WORK INSTRUCTIONS: Keep the pictures out and restate every record exactly.

[Dataset rows for document pages]
○ ○ ○ ○ ○ ○ ○

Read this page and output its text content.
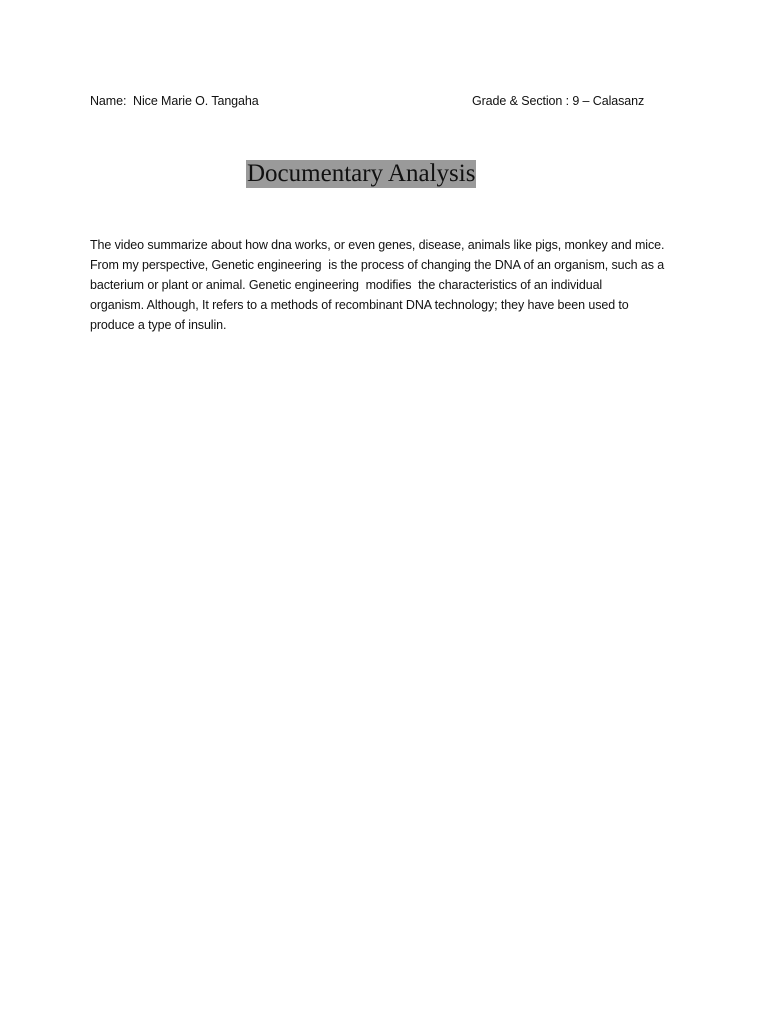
Name:  Nice Marie O. Tangaha	Grade & Section : 9 – Calasanz
Documentary Analysis
The video summarize about how dna works, or even genes, disease, animals like pigs, monkey and mice.
From my perspective, Genetic engineering  is the process of changing the DNA of an organism, such as a
bacterium or plant or animal. Genetic engineering  modifies  the characteristics of an individual
organism. Although, It refers to a methods of recombinant DNA technology; they have been used to
produce a type of insulin.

○ ○ ○ ○ ○ ○ ○

EXERCISE ANSWER:
Read this page and output its text content.
Name:  Nice Marie O. Tangaha	Grade & Section : 9 – Calasanz
Documentary Analysis
The video summarize about how dna works, or even genes, disease, animals like pigs, monkey and mice.
From my perspective, Genetic engineering  is the process of changing the DNA of an organism, such as a
bacterium or plant or animal. Genetic engineering  modifies  the characteristics of an individual
organism. Although, It refers to a methods of recombinant DNA technology; they have been used to
produce a type of insulin.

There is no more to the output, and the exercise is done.